* [The problem]
Below is a set of records; print all of them exactly as written.

↓

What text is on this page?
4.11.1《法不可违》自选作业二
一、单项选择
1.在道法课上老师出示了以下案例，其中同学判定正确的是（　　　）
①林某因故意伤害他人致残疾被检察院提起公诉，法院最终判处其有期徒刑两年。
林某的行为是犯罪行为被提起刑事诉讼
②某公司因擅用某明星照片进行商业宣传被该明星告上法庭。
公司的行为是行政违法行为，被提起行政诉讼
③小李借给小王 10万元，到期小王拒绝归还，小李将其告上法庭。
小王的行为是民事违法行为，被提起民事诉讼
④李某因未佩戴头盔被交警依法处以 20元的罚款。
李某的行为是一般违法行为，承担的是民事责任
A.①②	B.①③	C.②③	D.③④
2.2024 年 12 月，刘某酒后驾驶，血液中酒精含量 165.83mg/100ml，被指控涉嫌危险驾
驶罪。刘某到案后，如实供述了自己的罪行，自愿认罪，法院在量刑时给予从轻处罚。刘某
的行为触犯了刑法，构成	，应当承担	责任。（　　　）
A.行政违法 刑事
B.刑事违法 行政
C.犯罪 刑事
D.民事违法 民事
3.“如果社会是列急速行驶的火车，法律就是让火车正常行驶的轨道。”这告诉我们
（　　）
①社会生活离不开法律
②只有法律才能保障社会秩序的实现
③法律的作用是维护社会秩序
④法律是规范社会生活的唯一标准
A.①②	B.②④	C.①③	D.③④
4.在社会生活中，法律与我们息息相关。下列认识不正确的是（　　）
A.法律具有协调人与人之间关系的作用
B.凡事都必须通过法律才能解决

↑

* [Full answer]
What text is on this page?
4.11.1《法不可违》自选作业二
一、单项选择
1.在道法课上老师出示了以下案例，其中同学判定正确的是（　　　）
①林某因故意伤害他人致残疾被检察院提起公诉，法院最终判处其有期徒刑两年。
林某的行为是犯罪行为被提起刑事诉讼
②某公司因擅用某明星照片进行商业宣传被该明星告上法庭。
公司的行为是行政违法行为，被提起行政诉讼
③小李借给小王 10万元，到期小王拒绝归还，小李将其告上法庭。
小王的行为是民事违法行为，被提起民事诉讼
④李某因未佩戴头盔被交警依法处以 20元的罚款。
李某的行为是一般违法行为，承担的是民事责任
A.①②	B.①③	C.②③	D.③④
2.2024 年 12 月，刘某酒后驾驶，血液中酒精含量 165.83mg/100ml，被指控涉嫌危险驾
驶罪。刘某到案后，如实供述了自己的罪行，自愿认罪，法院在量刑时给予从轻处罚。刘某
的行为触犯了刑法，构成	，应当承担	责任。（　　　）
A.行政违法 刑事
B.刑事违法 行政
C.犯罪 刑事
D.民事违法 民事
3.“如果社会是列急速行驶的火车，法律就是让火车正常行驶的轨道。”这告诉我们
（　　）
①社会生活离不开法律
②只有法律才能保障社会秩序的实现
③法律的作用是维护社会秩序
④法律是规范社会生活的唯一标准
A.①②	B.②④	C.①③	D.③④
4.在社会生活中，法律与我们息息相关。下列认识不正确的是（　　）
A.法律具有协调人与人之间关系的作用
B.凡事都必须通过法律才能解决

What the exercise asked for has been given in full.